What you will do: Write every line out verbatim and omit the pictures.

Provided records:

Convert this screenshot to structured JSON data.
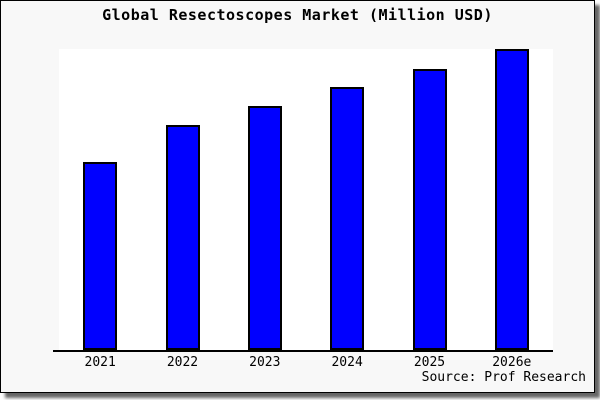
{
  "title": "Global Resectoscopes Market (Million USD)",
  "source_note": "Source: Prof Research",
  "colors": {
    "bar_fill": "#0000ff",
    "bar_edge": "#000000",
    "figure_background": "#f8f8f8",
    "plot_background": "#ffffff",
    "axis_line": "#000000",
    "text": "#000000"
  },
  "chart_data": {
    "type": "bar",
    "title": "Global Resectoscopes Market (Million USD)",
    "categories": [
      "2021",
      "2022",
      "2023",
      "2024",
      "2025",
      "2026e"
    ],
    "values": [
      62.5,
      74.8,
      81.1,
      87.4,
      93.4,
      100
    ],
    "values_note": "relative heights estimated from bars; no y-axis scale shown",
    "xlabel": "",
    "ylabel": "",
    "ylim": [
      0,
      100
    ],
    "y_axis_visible": false,
    "gridlines": false,
    "legend": false,
    "bar_color": "#0000ff",
    "bar_edge_color": "#000000",
    "source": "Source: Prof Research"
  }
}
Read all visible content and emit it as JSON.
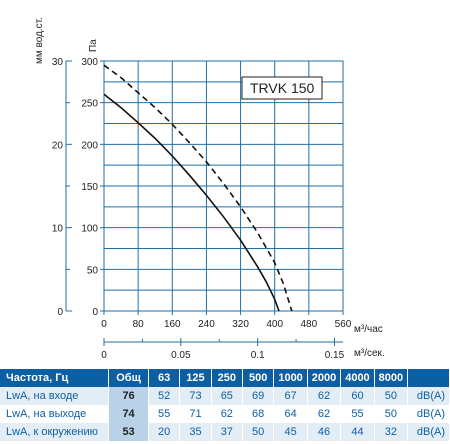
{
  "chart_data": {
    "type": "line",
    "model_label": "TRVK 150",
    "x_axis": {
      "unit": "м³/час",
      "ticks": [
        0,
        80,
        160,
        240,
        320,
        400,
        480,
        560
      ],
      "range": [
        0,
        560
      ]
    },
    "x_axis_secondary": {
      "unit": "м³/сек.",
      "ticks": [
        "0",
        "0.05",
        "0.1",
        "0.15"
      ],
      "tick_values": [
        0,
        0.05,
        0.1,
        0.15
      ]
    },
    "y_axis": {
      "unit": "Па",
      "ticks": [
        0,
        50,
        100,
        150,
        200,
        250,
        300
      ],
      "range": [
        0,
        300
      ]
    },
    "y_axis_secondary": {
      "unit": "мм вод.ст.",
      "ticks": [
        0,
        10,
        20,
        30
      ],
      "range": [
        0,
        30
      ]
    },
    "grid": true,
    "series": [
      {
        "style": "solid",
        "x": [
          0,
          40,
          80,
          120,
          160,
          200,
          240,
          280,
          320,
          360,
          380,
          400,
          410
        ],
        "y": [
          260,
          244,
          226,
          207,
          186,
          163,
          139,
          113,
          85,
          53,
          35,
          14,
          0
        ]
      },
      {
        "style": "dashed",
        "x": [
          0,
          40,
          80,
          120,
          160,
          200,
          240,
          280,
          320,
          360,
          400,
          420,
          440
        ],
        "y": [
          295,
          280,
          262,
          244,
          224,
          202,
          179,
          153,
          125,
          94,
          58,
          33,
          0
        ]
      }
    ]
  },
  "noise_table": {
    "headers": [
      "Частота, Гц",
      "Общ",
      "63",
      "125",
      "250",
      "500",
      "1000",
      "2000",
      "4000",
      "8000",
      ""
    ],
    "rows": [
      {
        "label": "LwA, на входе",
        "total": "76",
        "values": [
          "52",
          "73",
          "65",
          "69",
          "67",
          "62",
          "60",
          "50"
        ],
        "unit": "dB(A)"
      },
      {
        "label": "LwA, на выходе",
        "total": "74",
        "values": [
          "55",
          "71",
          "62",
          "68",
          "64",
          "62",
          "55",
          "50"
        ],
        "unit": "dB(A)"
      },
      {
        "label": "LwA, к окружению",
        "total": "53",
        "values": [
          "20",
          "35",
          "37",
          "50",
          "45",
          "46",
          "44",
          "32"
        ],
        "unit": "dB(A)"
      }
    ]
  }
}
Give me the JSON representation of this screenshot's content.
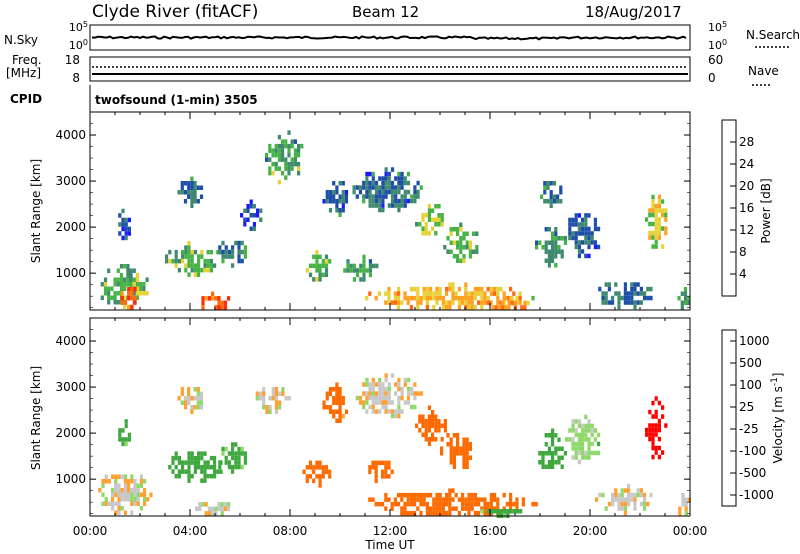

Response:
Convert this screenshot to structured JSON data.
{
  "title": "Global Resectoscopes Market (Million USD)",
  "source_note": "Source: Prof Research",
  "colors": {
    "bar_fill": "#0000ff",
    "bar_edge": "#000000",
    "figure_background": "#f8f8f8",
    "plot_background": "#ffffff",
    "axis_line": "#000000",
    "text": "#000000"
  },
  "chart_data": {
    "type": "bar",
    "title": "Global Resectoscopes Market (Million USD)",
    "categories": [
      "2021",
      "2022",
      "2023",
      "2024",
      "2025",
      "2026e"
    ],
    "values": [
      62.5,
      74.8,
      81.1,
      87.4,
      93.4,
      100
    ],
    "values_note": "relative heights estimated from bars; no y-axis scale shown",
    "xlabel": "",
    "ylabel": "",
    "ylim": [
      0,
      100
    ],
    "y_axis_visible": false,
    "gridlines": false,
    "legend": false,
    "bar_color": "#0000ff",
    "bar_edge_color": "#000000",
    "source": "Source: Prof Research"
  }
}
Read all visible content and emit it as JSON.
{
  "chart_data": {
    "type": "line",
    "model_label": "TRVK 150",
    "x_axis": {
      "unit": "м³/час",
      "ticks": [
        0,
        80,
        160,
        240,
        320,
        400,
        480,
        560
      ],
      "range": [
        0,
        560
      ]
    },
    "x_axis_secondary": {
      "unit": "м³/сек.",
      "ticks": [
        "0",
        "0.05",
        "0.1",
        "0.15"
      ],
      "tick_values": [
        0,
        0.05,
        0.1,
        0.15
      ]
    },
    "y_axis": {
      "unit": "Па",
      "ticks": [
        0,
        50,
        100,
        150,
        200,
        250,
        300
      ],
      "range": [
        0,
        300
      ]
    },
    "y_axis_secondary": {
      "unit": "мм вод.ст.",
      "ticks": [
        0,
        10,
        20,
        30
      ],
      "range": [
        0,
        30
      ]
    },
    "grid": true,
    "series": [
      {
        "style": "solid",
        "x": [
          0,
          40,
          80,
          120,
          160,
          200,
          240,
          280,
          320,
          360,
          380,
          400,
          410
        ],
        "y": [
          260,
          244,
          226,
          207,
          186,
          163,
          139,
          113,
          85,
          53,
          35,
          14,
          0
        ]
      },
      {
        "style": "dashed",
        "x": [
          0,
          40,
          80,
          120,
          160,
          200,
          240,
          280,
          320,
          360,
          400,
          420,
          440
        ],
        "y": [
          295,
          280,
          262,
          244,
          224,
          202,
          179,
          153,
          125,
          94,
          58,
          33,
          0
        ]
      }
    ]
  },
  "noise_table": {
    "headers": [
      "Частота, Гц",
      "Общ",
      "63",
      "125",
      "250",
      "500",
      "1000",
      "2000",
      "4000",
      "8000",
      ""
    ],
    "rows": [
      {
        "label": "LwA, на входе",
        "total": "76",
        "values": [
          "52",
          "73",
          "65",
          "69",
          "67",
          "62",
          "60",
          "50"
        ],
        "unit": "dB(A)"
      },
      {
        "label": "LwA, на выходе",
        "total": "74",
        "values": [
          "55",
          "71",
          "62",
          "68",
          "64",
          "62",
          "55",
          "50"
        ],
        "unit": "dB(A)"
      },
      {
        "label": "LwA, к окружению",
        "total": "53",
        "values": [
          "20",
          "35",
          "37",
          "50",
          "45",
          "46",
          "44",
          "32"
        ],
        "unit": "dB(A)"
      }
    ]
  }
}
Give me the JSON representation of this screenshot's content.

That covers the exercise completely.